Objective = Return all entries word for word, but drop any images.

Recorded data

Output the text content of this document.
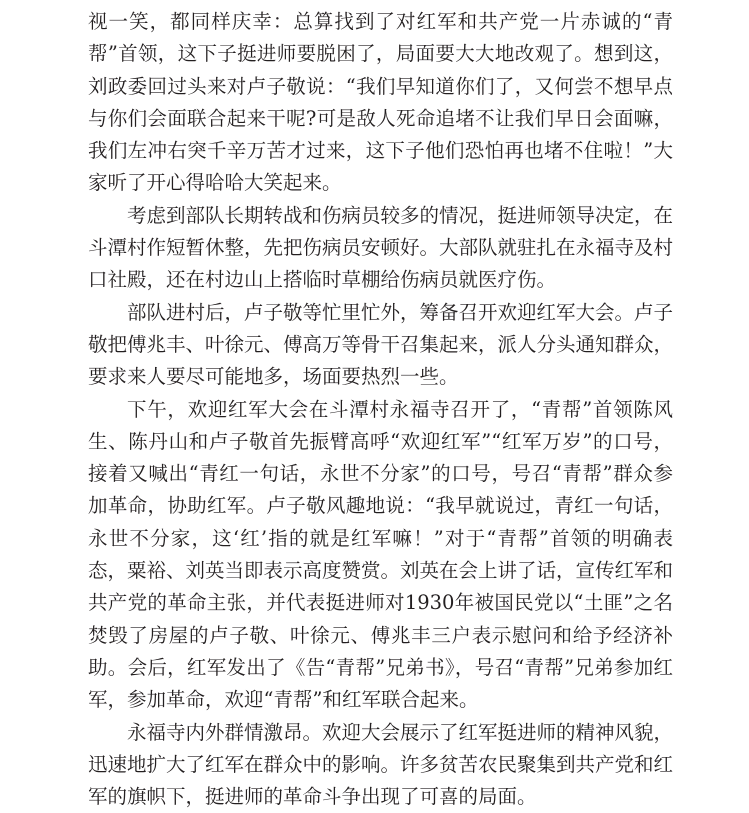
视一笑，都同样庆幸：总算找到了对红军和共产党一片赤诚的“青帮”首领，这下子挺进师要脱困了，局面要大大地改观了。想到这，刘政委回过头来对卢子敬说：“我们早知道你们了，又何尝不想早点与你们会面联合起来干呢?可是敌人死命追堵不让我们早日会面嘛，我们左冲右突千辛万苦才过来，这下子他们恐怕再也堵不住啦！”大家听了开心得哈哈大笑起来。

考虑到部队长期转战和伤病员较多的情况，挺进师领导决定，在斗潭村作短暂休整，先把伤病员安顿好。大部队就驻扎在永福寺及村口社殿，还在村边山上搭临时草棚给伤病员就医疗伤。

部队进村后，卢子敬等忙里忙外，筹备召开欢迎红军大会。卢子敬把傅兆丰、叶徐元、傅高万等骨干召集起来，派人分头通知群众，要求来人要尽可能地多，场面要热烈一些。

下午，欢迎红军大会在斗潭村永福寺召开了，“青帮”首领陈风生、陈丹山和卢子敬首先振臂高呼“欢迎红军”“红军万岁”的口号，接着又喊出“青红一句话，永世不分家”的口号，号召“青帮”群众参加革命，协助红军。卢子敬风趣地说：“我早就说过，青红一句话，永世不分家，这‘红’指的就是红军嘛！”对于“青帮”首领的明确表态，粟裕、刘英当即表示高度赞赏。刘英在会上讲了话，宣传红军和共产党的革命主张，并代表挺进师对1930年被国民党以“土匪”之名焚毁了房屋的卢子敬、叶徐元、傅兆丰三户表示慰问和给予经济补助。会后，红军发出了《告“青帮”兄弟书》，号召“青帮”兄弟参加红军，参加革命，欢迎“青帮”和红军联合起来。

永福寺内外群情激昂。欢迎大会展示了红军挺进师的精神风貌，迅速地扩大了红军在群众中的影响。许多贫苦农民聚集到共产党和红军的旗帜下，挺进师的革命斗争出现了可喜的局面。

Written solution =
Output the text content of this document.
视一笑，都同样庆幸：总算找到了对红军和共产党一片赤诚的“青帮”首领，这下子挺进师要脱困了，局面要大大地改观了。想到这，刘政委回过头来对卢子敬说：“我们早知道你们了，又何尝不想早点与你们会面联合起来干呢?可是敌人死命追堵不让我们早日会面嘛，我们左冲右突千辛万苦才过来，这下子他们恐怕再也堵不住啦！”大家听了开心得哈哈大笑起来。

考虑到部队长期转战和伤病员较多的情况，挺进师领导决定，在斗潭村作短暂休整，先把伤病员安顿好。大部队就驻扎在永福寺及村口社殿，还在村边山上搭临时草棚给伤病员就医疗伤。

部队进村后，卢子敬等忙里忙外，筹备召开欢迎红军大会。卢子敬把傅兆丰、叶徐元、傅高万等骨干召集起来，派人分头通知群众，要求来人要尽可能地多，场面要热烈一些。

下午，欢迎红军大会在斗潭村永福寺召开了，“青帮”首领陈风生、陈丹山和卢子敬首先振臂高呼“欢迎红军”“红军万岁”的口号，接着又喊出“青红一句话，永世不分家”的口号，号召“青帮”群众参加革命，协助红军。卢子敬风趣地说：“我早就说过，青红一句话，永世不分家，这‘红’指的就是红军嘛！”对于“青帮”首领的明确表态，粟裕、刘英当即表示高度赞赏。刘英在会上讲了话，宣传红军和共产党的革命主张，并代表挺进师对1930年被国民党以“土匪”之名焚毁了房屋的卢子敬、叶徐元、傅兆丰三户表示慰问和给予经济补助。会后，红军发出了《告“青帮”兄弟书》，号召“青帮”兄弟参加红军，参加革命，欢迎“青帮”和红军联合起来。

永福寺内外群情激昂。欢迎大会展示了红军挺进师的精神风貌，迅速地扩大了红军在群众中的影响。许多贫苦农民聚集到共产党和红军的旗帜下，挺进师的革命斗争出现了可喜的局面。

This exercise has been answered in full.